STATED GOAL: Tally the lines that include "être". Output the number only.

(Data records)
------------------------------------------------
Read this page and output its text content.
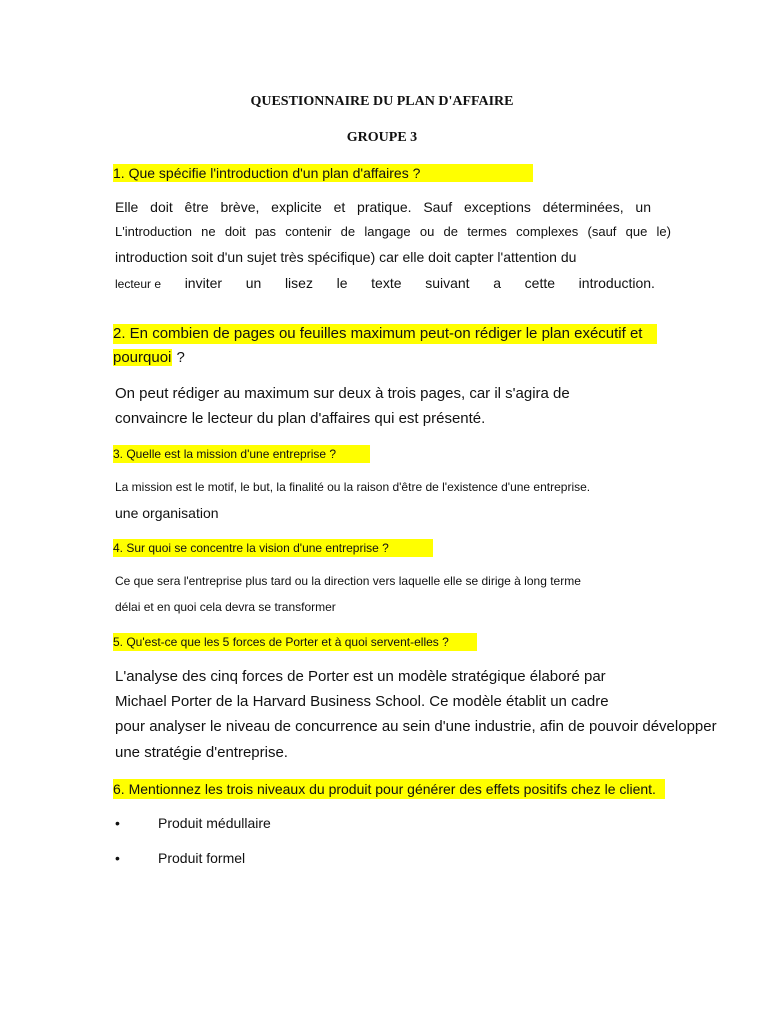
QUESTIONNAIRE DU PLAN D'AFFAIRE

GROUPE 3

1. Que spécifie l'introduction d'un plan d'affaires ?

Elle doit être brève, explicite et pratique. Sauf exceptions déterminées, un

L'introduction ne doit pas contenir de langage ou de termes complexes (sauf que le)

introduction soit d'un sujet très spécifique) car elle doit capter l'attention du

lecteur e inviter un lisez le texte suivant a cette introduction.
2. En combien de pages ou feuilles maximum peut-on rédiger le plan exécutif et
pourquoi ?

On peut rédiger au maximum sur deux à trois pages, car il s'agira de

convaincre le lecteur du plan d'affaires qui est présenté.

3. Quelle est la mission d'une entreprise ?

La mission est le motif, le but, la finalité ou la raison d'être de l'existence d'une entreprise.

une organisation

4. Sur quoi se concentre la vision d'une entreprise ?

Ce que sera l'entreprise plus tard ou la direction vers laquelle elle se dirige à long terme

délai et en quoi cela devra se transformer

5. Qu'est-ce que les 5 forces de Porter et à quoi servent-elles ?

L'analyse des cinq forces de Porter est un modèle stratégique élaboré par

Michael Porter de la Harvard Business School. Ce modèle établit un cadre

pour analyser le niveau de concurrence au sein d'une industrie, afin de pouvoir développer

une stratégie d'entreprise.

6. Mentionnez les trois niveaux du produit pour générer des effets positifs chez le client.
•	Produit médullaire

•	Produit formel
------------------------------------------------
OUTPUT BELOW: 2